### What is being asked
Copy all entries without alteration and skip the pictures they hold.
-- START OF Material shown --
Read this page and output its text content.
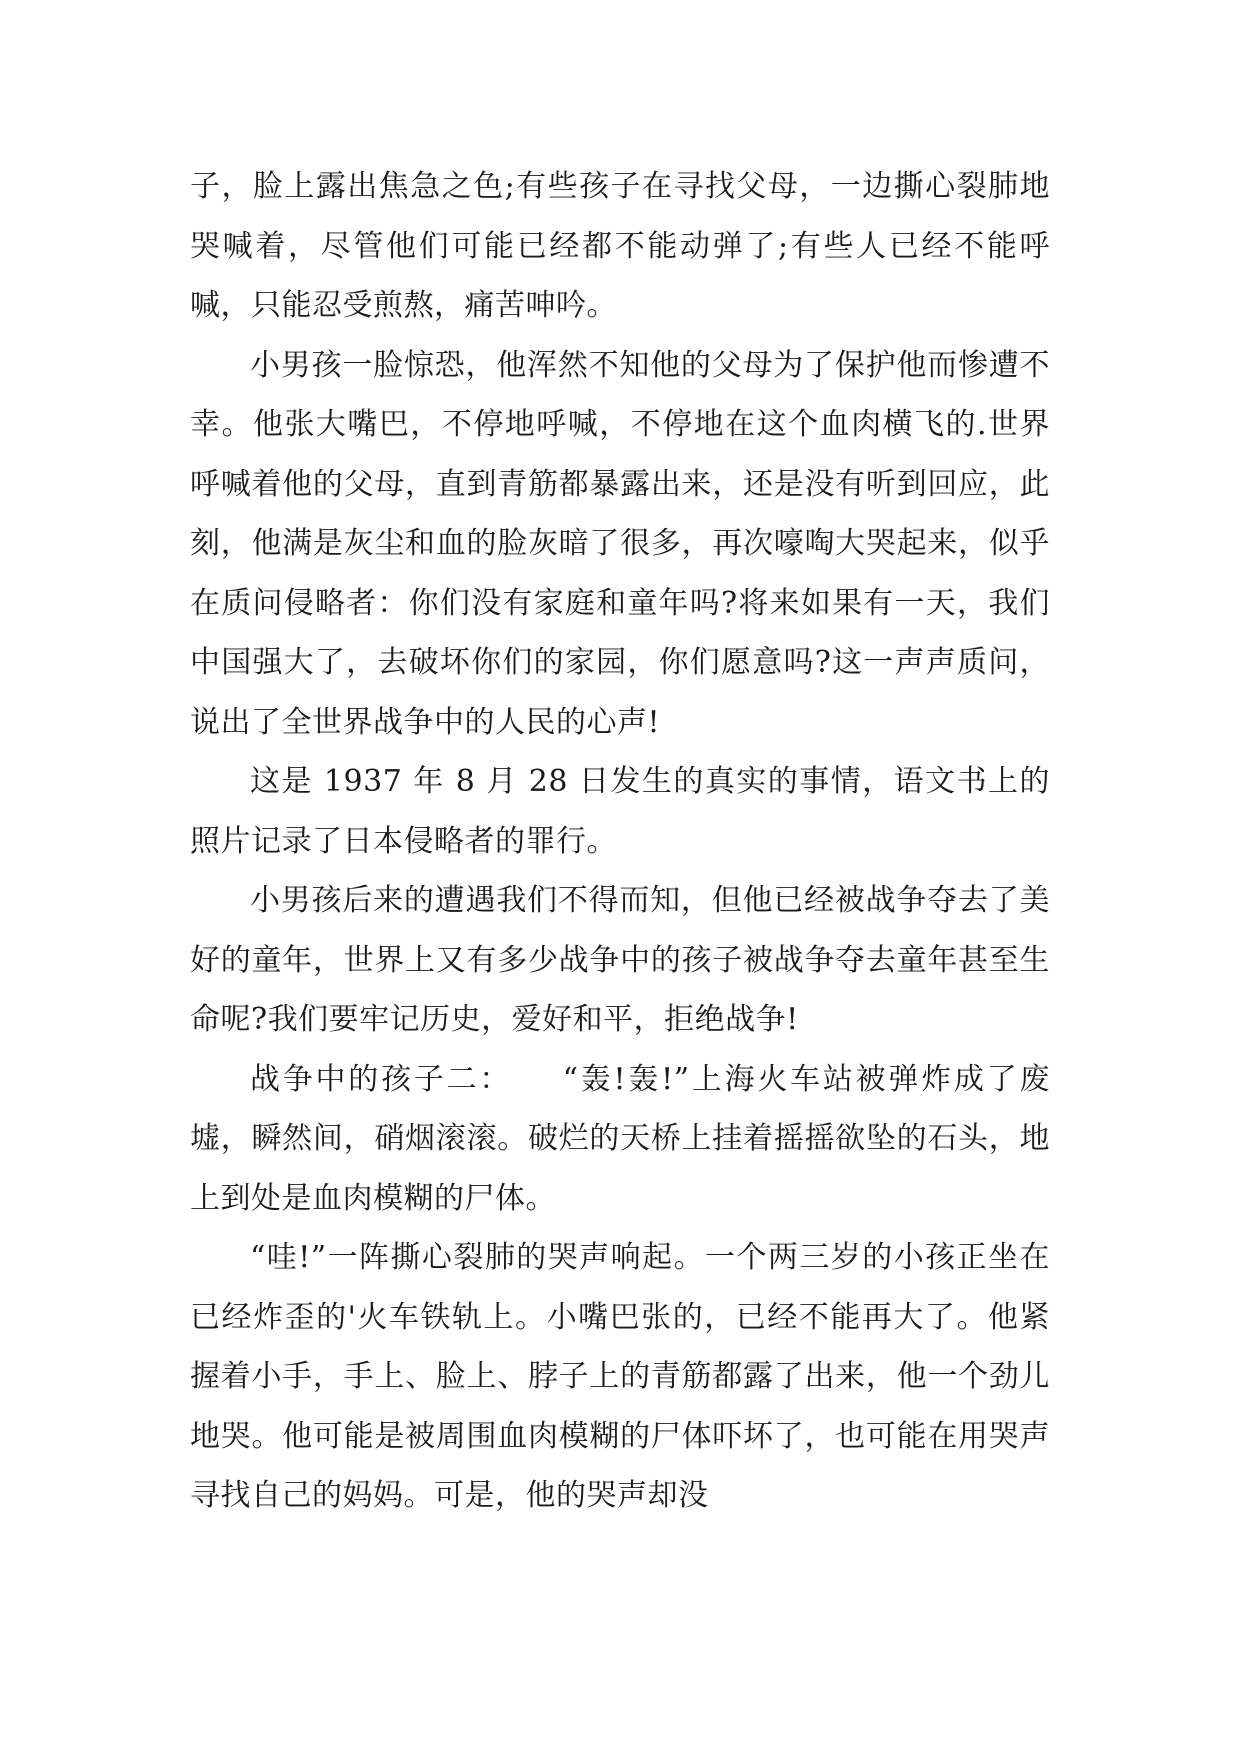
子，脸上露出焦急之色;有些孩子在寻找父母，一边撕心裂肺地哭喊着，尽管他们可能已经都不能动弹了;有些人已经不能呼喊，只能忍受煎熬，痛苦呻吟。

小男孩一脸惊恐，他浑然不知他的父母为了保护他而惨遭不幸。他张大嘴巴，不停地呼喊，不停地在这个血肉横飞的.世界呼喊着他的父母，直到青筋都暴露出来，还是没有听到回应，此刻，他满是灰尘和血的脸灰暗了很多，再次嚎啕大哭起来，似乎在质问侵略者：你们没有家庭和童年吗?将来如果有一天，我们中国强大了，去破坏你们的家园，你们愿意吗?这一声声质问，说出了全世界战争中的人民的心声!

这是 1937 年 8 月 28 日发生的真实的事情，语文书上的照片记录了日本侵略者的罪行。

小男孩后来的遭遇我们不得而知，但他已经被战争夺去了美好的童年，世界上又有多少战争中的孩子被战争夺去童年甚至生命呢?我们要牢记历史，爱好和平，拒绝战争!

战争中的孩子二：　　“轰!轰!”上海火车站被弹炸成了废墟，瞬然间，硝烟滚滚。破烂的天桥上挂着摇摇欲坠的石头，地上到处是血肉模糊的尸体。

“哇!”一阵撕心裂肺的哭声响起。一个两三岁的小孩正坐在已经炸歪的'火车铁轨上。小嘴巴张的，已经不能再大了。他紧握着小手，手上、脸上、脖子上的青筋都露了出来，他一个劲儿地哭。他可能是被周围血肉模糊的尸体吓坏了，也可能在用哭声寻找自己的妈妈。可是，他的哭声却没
-- END OF Material shown --
### Task solution
Read this page and output its text content.
子，脸上露出焦急之色;有些孩子在寻找父母，一边撕心裂肺地哭喊着，尽管他们可能已经都不能动弹了;有些人已经不能呼喊，只能忍受煎熬，痛苦呻吟。

小男孩一脸惊恐，他浑然不知他的父母为了保护他而惨遭不幸。他张大嘴巴，不停地呼喊，不停地在这个血肉横飞的.世界呼喊着他的父母，直到青筋都暴露出来，还是没有听到回应，此刻，他满是灰尘和血的脸灰暗了很多，再次嚎啕大哭起来，似乎在质问侵略者：你们没有家庭和童年吗?将来如果有一天，我们中国强大了，去破坏你们的家园，你们愿意吗?这一声声质问，说出了全世界战争中的人民的心声!

这是 1937 年 8 月 28 日发生的真实的事情，语文书上的照片记录了日本侵略者的罪行。

小男孩后来的遭遇我们不得而知，但他已经被战争夺去了美好的童年，世界上又有多少战争中的孩子被战争夺去童年甚至生命呢?我们要牢记历史，爱好和平，拒绝战争!

战争中的孩子二：　　“轰!轰!”上海火车站被弹炸成了废墟，瞬然间，硝烟滚滚。破烂的天桥上挂着摇摇欲坠的石头，地上到处是血肉模糊的尸体。

“哇!”一阵撕心裂肺的哭声响起。一个两三岁的小孩正坐在已经炸歪的'火车铁轨上。小嘴巴张的，已经不能再大了。他紧握着小手，手上、脸上、脖子上的青筋都露了出来，他一个劲儿地哭。他可能是被周围血肉模糊的尸体吓坏了，也可能在用哭声寻找自己的妈妈。可是，他的哭声却没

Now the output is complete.